§ **Task**:
From the data that follows, copy every line holding the string "stat".

Items from a dataset

※

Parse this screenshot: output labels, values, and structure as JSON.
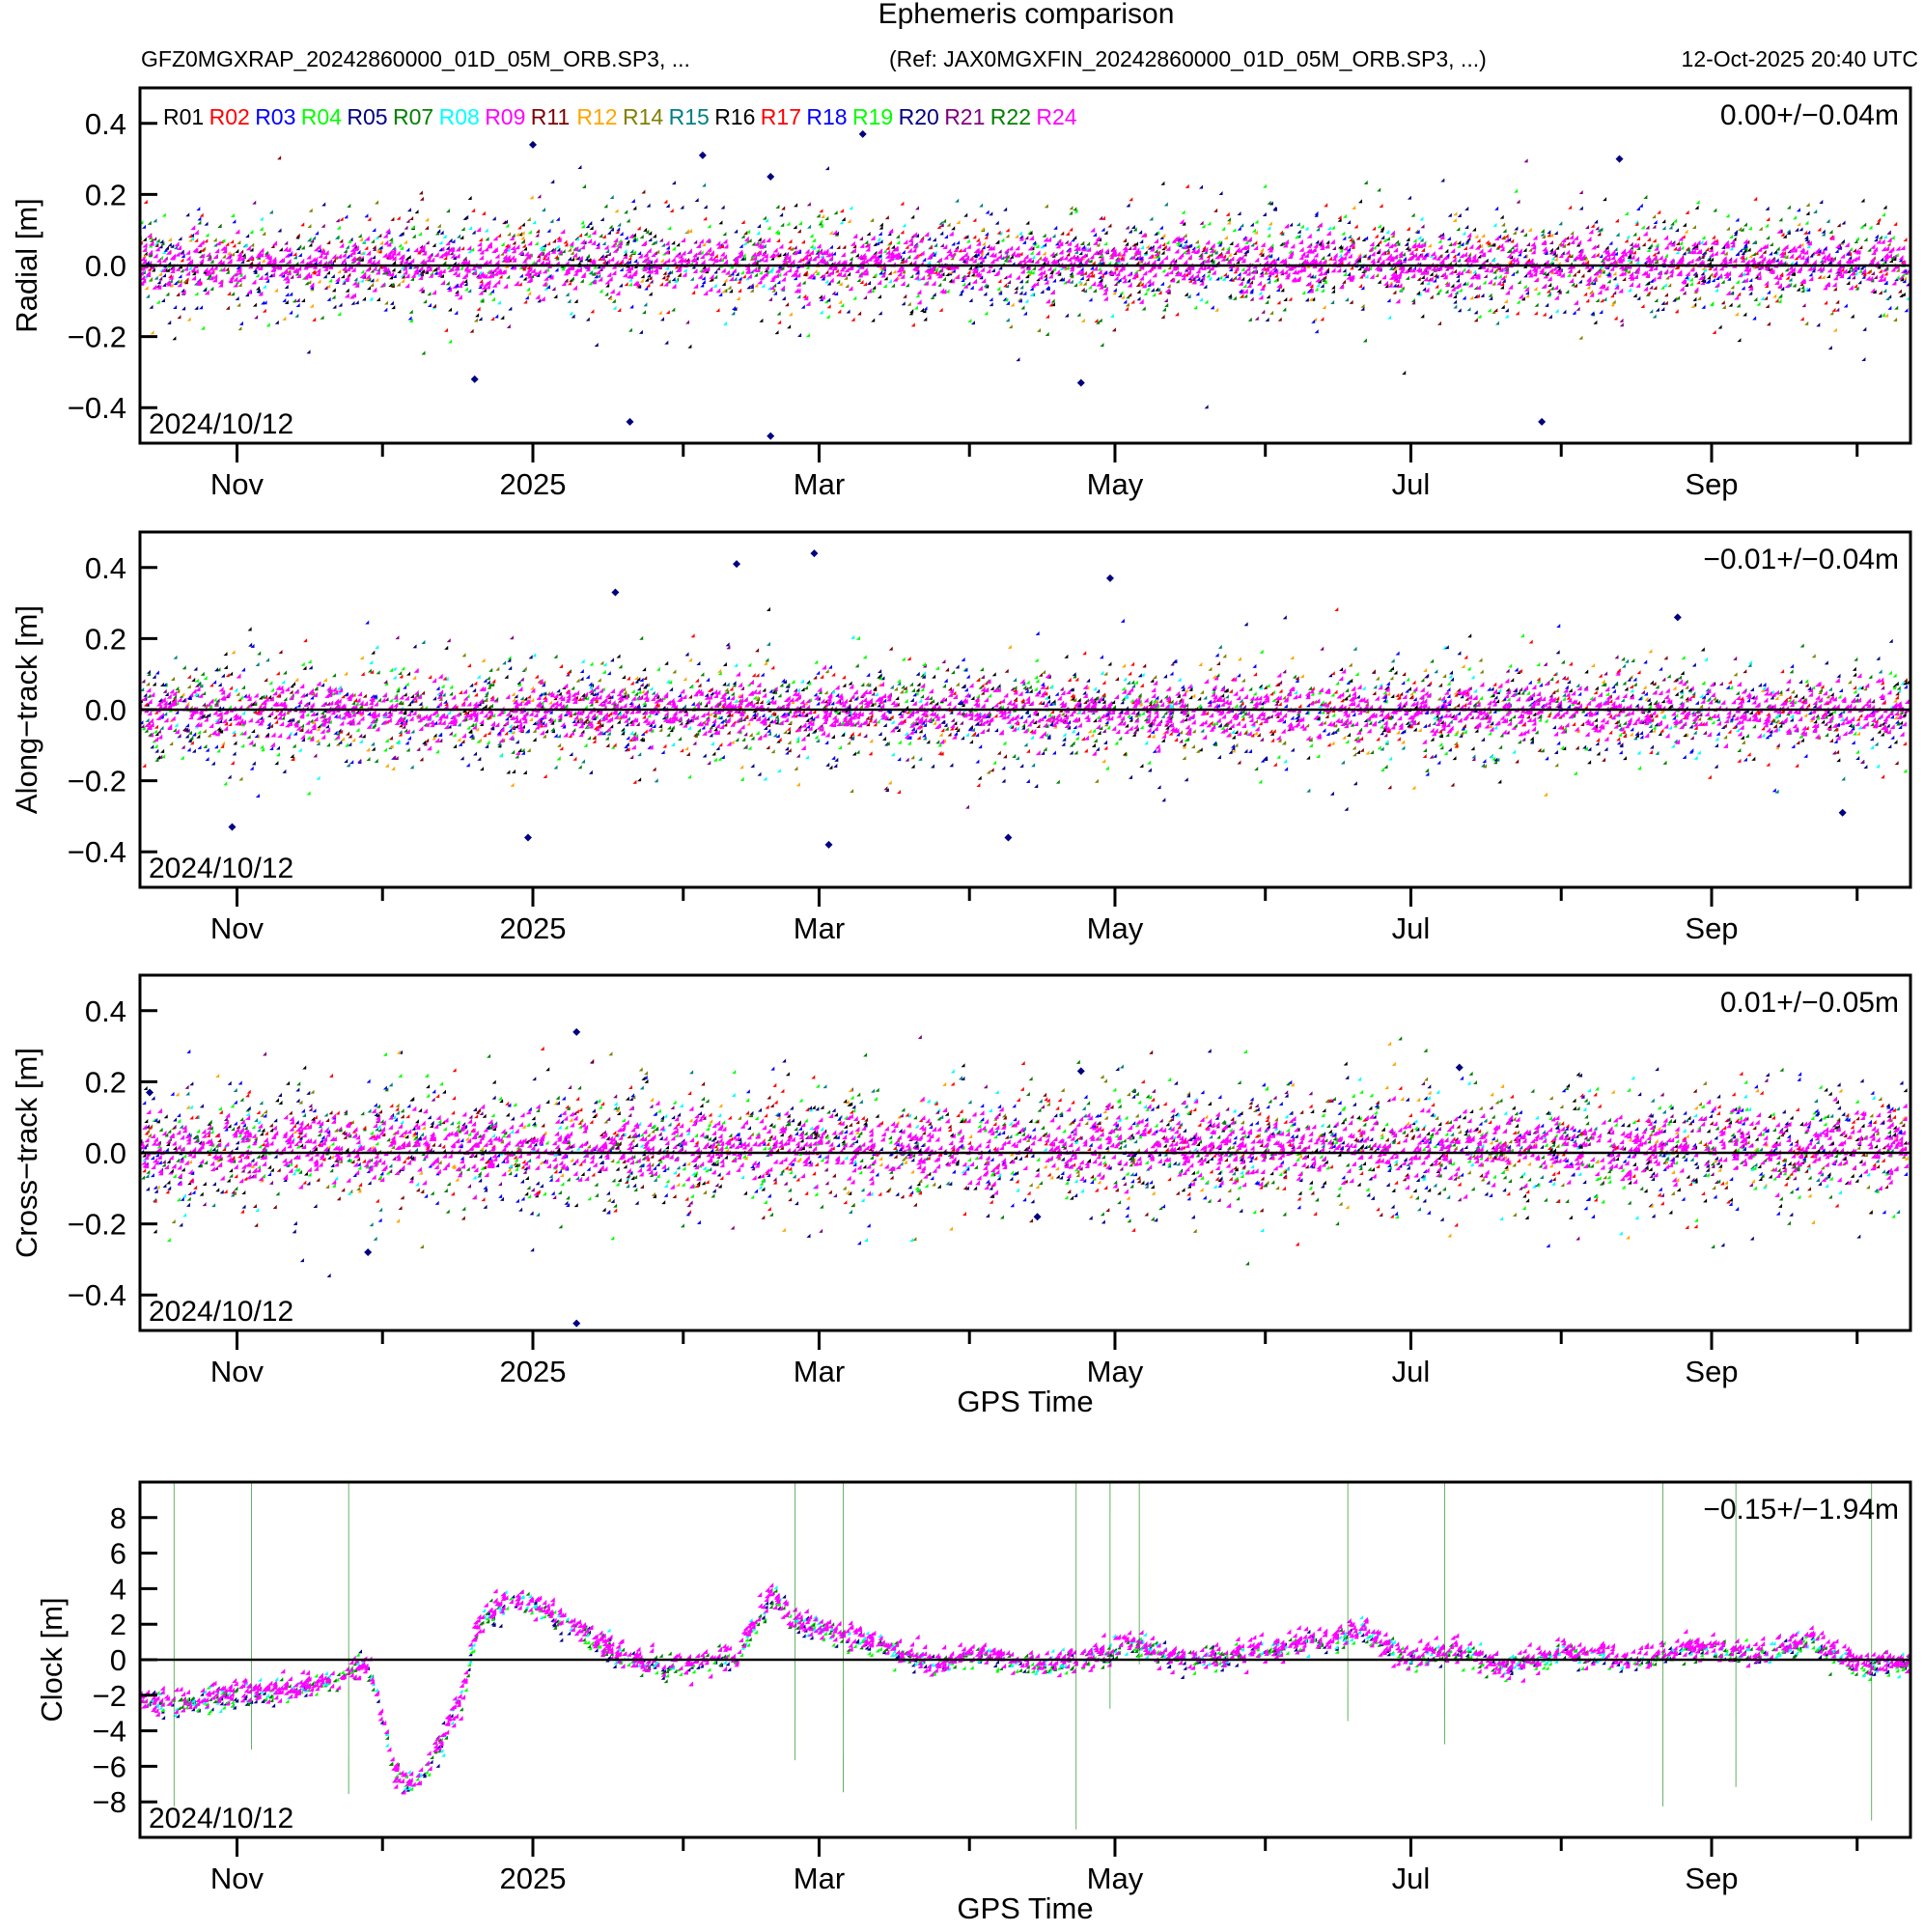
{
  "chart_data": {
    "type": "scatter",
    "title": "Ephemeris comparison",
    "subtitle_left": "GFZ0MGXRAP_20242860000_01D_05M_ORB.SP3, ...",
    "subtitle_ref": "(Ref: JAX0MGXFIN_20242860000_01D_05M_ORB.SP3, ...)",
    "subtitle_timestamp": "12-Oct-2025 20:40 UTC",
    "x_axis": {
      "label": "GPS Time",
      "range": [
        "2024-10-12",
        "2025-10-12"
      ],
      "major_ticks": [
        {
          "date": "2024-11-01",
          "label": "Nov"
        },
        {
          "date": "2025-01-01",
          "label": "2025"
        },
        {
          "date": "2025-03-01",
          "label": "Mar"
        },
        {
          "date": "2025-05-01",
          "label": "May"
        },
        {
          "date": "2025-07-01",
          "label": "Jul"
        },
        {
          "date": "2025-09-01",
          "label": "Sep"
        }
      ],
      "minor_ticks": [
        "2024-12-01",
        "2025-02-01",
        "2025-04-01",
        "2025-06-01",
        "2025-08-01",
        "2025-10-01"
      ],
      "start_label": "2024/10/12"
    },
    "legend": {
      "placement": "top-left",
      "entries": [
        {
          "name": "R01",
          "color": "#000000"
        },
        {
          "name": "R02",
          "color": "#ff0000"
        },
        {
          "name": "R03",
          "color": "#0000ff"
        },
        {
          "name": "R04",
          "color": "#00ff00"
        },
        {
          "name": "R05",
          "color": "#000080"
        },
        {
          "name": "R07",
          "color": "#008000"
        },
        {
          "name": "R08",
          "color": "#00ffff"
        },
        {
          "name": "R09",
          "color": "#ff00ff"
        },
        {
          "name": "R11",
          "color": "#800000"
        },
        {
          "name": "R12",
          "color": "#ffa500"
        },
        {
          "name": "R14",
          "color": "#808000"
        },
        {
          "name": "R15",
          "color": "#008080"
        },
        {
          "name": "R16",
          "color": "#000000"
        },
        {
          "name": "R17",
          "color": "#ff0000"
        },
        {
          "name": "R18",
          "color": "#0000ff"
        },
        {
          "name": "R19",
          "color": "#00ff00"
        },
        {
          "name": "R20",
          "color": "#000080"
        },
        {
          "name": "R21",
          "color": "#800080"
        },
        {
          "name": "R22",
          "color": "#008000"
        },
        {
          "name": "R24",
          "color": "#ff00ff"
        }
      ]
    },
    "panels": [
      {
        "id": "radial",
        "ylabel": "Radial [m]",
        "ylim": [
          -0.5,
          0.5
        ],
        "yticks": [
          -0.4,
          -0.2,
          0.0,
          0.2,
          0.4
        ],
        "ytick_labels": [
          "−0.4",
          "−0.2",
          "0.0",
          "0.2",
          "0.4"
        ],
        "stat": "0.00+/−0.04m",
        "mean": 0.0,
        "std": 0.04,
        "show_legend": true,
        "show_xlabel": false,
        "outliers": [
          {
            "date": "2025-01-01",
            "value": 0.34
          },
          {
            "date": "2025-02-05",
            "value": 0.31
          },
          {
            "date": "2025-02-19",
            "value": -0.48
          },
          {
            "date": "2025-02-19",
            "value": 0.25
          },
          {
            "date": "2025-03-10",
            "value": 0.37
          },
          {
            "date": "2025-04-24",
            "value": -0.33
          },
          {
            "date": "2025-07-28",
            "value": -0.44
          },
          {
            "date": "2025-08-13",
            "value": 0.3
          },
          {
            "date": "2025-01-21",
            "value": -0.44
          },
          {
            "date": "2024-12-20",
            "value": -0.32
          }
        ]
      },
      {
        "id": "along-track",
        "ylabel": "Along−track [m]",
        "ylim": [
          -0.5,
          0.5
        ],
        "yticks": [
          -0.4,
          -0.2,
          0.0,
          0.2,
          0.4
        ],
        "ytick_labels": [
          "−0.4",
          "−0.2",
          "0.0",
          "0.2",
          "0.4"
        ],
        "stat": "−0.01+/−0.04m",
        "mean": -0.01,
        "std": 0.04,
        "show_legend": false,
        "show_xlabel": false,
        "outliers": [
          {
            "date": "2025-02-28",
            "value": 0.44
          },
          {
            "date": "2025-02-12",
            "value": 0.41
          },
          {
            "date": "2025-04-30",
            "value": 0.37
          },
          {
            "date": "2025-01-18",
            "value": 0.33
          },
          {
            "date": "2024-10-31",
            "value": -0.33
          },
          {
            "date": "2025-03-03",
            "value": -0.38
          },
          {
            "date": "2025-04-09",
            "value": -0.36
          },
          {
            "date": "2025-08-25",
            "value": 0.26
          },
          {
            "date": "2025-09-28",
            "value": -0.29
          },
          {
            "date": "2024-12-31",
            "value": -0.36
          }
        ]
      },
      {
        "id": "cross-track",
        "ylabel": "Cross−track [m]",
        "ylim": [
          -0.5,
          0.5
        ],
        "yticks": [
          -0.4,
          -0.2,
          0.0,
          0.2,
          0.4
        ],
        "ytick_labels": [
          "−0.4",
          "−0.2",
          "0.0",
          "0.2",
          "0.4"
        ],
        "stat": "0.01+/−0.05m",
        "mean": 0.01,
        "std": 0.05,
        "show_legend": false,
        "show_xlabel": true,
        "outliers": [
          {
            "date": "2025-01-10",
            "value": 0.34
          },
          {
            "date": "2025-01-10",
            "value": -0.48
          },
          {
            "date": "2024-11-28",
            "value": -0.28
          },
          {
            "date": "2025-04-24",
            "value": 0.23
          },
          {
            "date": "2025-07-11",
            "value": 0.24
          },
          {
            "date": "2025-04-15",
            "value": -0.18
          },
          {
            "date": "2024-10-14",
            "value": 0.17
          }
        ]
      },
      {
        "id": "clock",
        "ylabel": "Clock [m]",
        "ylim": [
          -10,
          10
        ],
        "yticks": [
          -8,
          -6,
          -4,
          -2,
          0,
          2,
          4,
          6,
          8
        ],
        "ytick_labels": [
          "−8",
          "−6",
          "−4",
          "−2",
          "0",
          "2",
          "4",
          "6",
          "8"
        ],
        "stat": "−0.15+/−1.94m",
        "mean": -0.15,
        "std": 1.94,
        "show_legend": false,
        "show_xlabel": true,
        "trend": [
          {
            "date": "2024-10-12",
            "value": -2.4
          },
          {
            "date": "2024-10-20",
            "value": -2.7
          },
          {
            "date": "2024-10-28",
            "value": -2.2
          },
          {
            "date": "2024-11-05",
            "value": -2.0
          },
          {
            "date": "2024-11-15",
            "value": -1.8
          },
          {
            "date": "2024-11-22",
            "value": -1.2
          },
          {
            "date": "2024-11-28",
            "value": -0.4
          },
          {
            "date": "2024-12-01",
            "value": -3.0
          },
          {
            "date": "2024-12-04",
            "value": -6.5
          },
          {
            "date": "2024-12-08",
            "value": -7.2
          },
          {
            "date": "2024-12-13",
            "value": -5.0
          },
          {
            "date": "2024-12-18",
            "value": -2.0
          },
          {
            "date": "2024-12-21",
            "value": 1.8
          },
          {
            "date": "2024-12-27",
            "value": 3.3
          },
          {
            "date": "2025-01-02",
            "value": 2.8
          },
          {
            "date": "2025-01-08",
            "value": 2.0
          },
          {
            "date": "2025-01-14",
            "value": 1.0
          },
          {
            "date": "2025-01-22",
            "value": -0.3
          },
          {
            "date": "2025-02-01",
            "value": -0.5
          },
          {
            "date": "2025-02-12",
            "value": 0.0
          },
          {
            "date": "2025-02-20",
            "value": 3.5
          },
          {
            "date": "2025-02-24",
            "value": 2.0
          },
          {
            "date": "2025-03-05",
            "value": 1.3
          },
          {
            "date": "2025-03-15",
            "value": 0.6
          },
          {
            "date": "2025-03-25",
            "value": -0.4
          },
          {
            "date": "2025-04-05",
            "value": 0.1
          },
          {
            "date": "2025-04-15",
            "value": -0.6
          },
          {
            "date": "2025-04-25",
            "value": -0.2
          },
          {
            "date": "2025-05-05",
            "value": 0.8
          },
          {
            "date": "2025-05-15",
            "value": -0.2
          },
          {
            "date": "2025-05-28",
            "value": 0.2
          },
          {
            "date": "2025-06-10",
            "value": 0.8
          },
          {
            "date": "2025-06-22",
            "value": 1.5
          },
          {
            "date": "2025-07-01",
            "value": -0.3
          },
          {
            "date": "2025-07-10",
            "value": 0.5
          },
          {
            "date": "2025-07-22",
            "value": -0.6
          },
          {
            "date": "2025-08-02",
            "value": 0.3
          },
          {
            "date": "2025-08-15",
            "value": -0.2
          },
          {
            "date": "2025-08-28",
            "value": 0.5
          },
          {
            "date": "2025-09-10",
            "value": 0.2
          },
          {
            "date": "2025-09-22",
            "value": 1.0
          },
          {
            "date": "2025-10-01",
            "value": -0.5
          },
          {
            "date": "2025-10-12",
            "value": -0.3
          }
        ],
        "spikes": [
          {
            "date": "2024-10-19",
            "min": -8.5,
            "max": 9.5
          },
          {
            "date": "2024-11-04",
            "min": -5.3,
            "max": 4.0
          },
          {
            "date": "2024-11-24",
            "min": -7.8,
            "max": 9.8
          },
          {
            "date": "2025-02-24",
            "min": -5.9,
            "max": 9.9
          },
          {
            "date": "2025-03-06",
            "min": -7.7,
            "max": 9.5
          },
          {
            "date": "2025-04-23",
            "min": -9.8,
            "max": 9.5
          },
          {
            "date": "2025-04-30",
            "min": -3.0,
            "max": 8.5
          },
          {
            "date": "2025-05-06",
            "min": -0.5,
            "max": 9.8
          },
          {
            "date": "2025-06-18",
            "min": -3.7,
            "max": 9.7
          },
          {
            "date": "2025-07-08",
            "min": -5.0,
            "max": 9.8
          },
          {
            "date": "2025-08-22",
            "min": -8.5,
            "max": 9.3
          },
          {
            "date": "2025-09-06",
            "min": -7.4,
            "max": 9.7
          },
          {
            "date": "2025-10-04",
            "min": -9.3,
            "max": 9.6
          }
        ]
      }
    ]
  }
}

※

§ **The result**:
        "stat": "0.00+/−0.04m",
        "stat": "−0.01+/−0.04m",
        "stat": "0.01+/−0.05m",
        "stat": "−0.15+/−1.94m",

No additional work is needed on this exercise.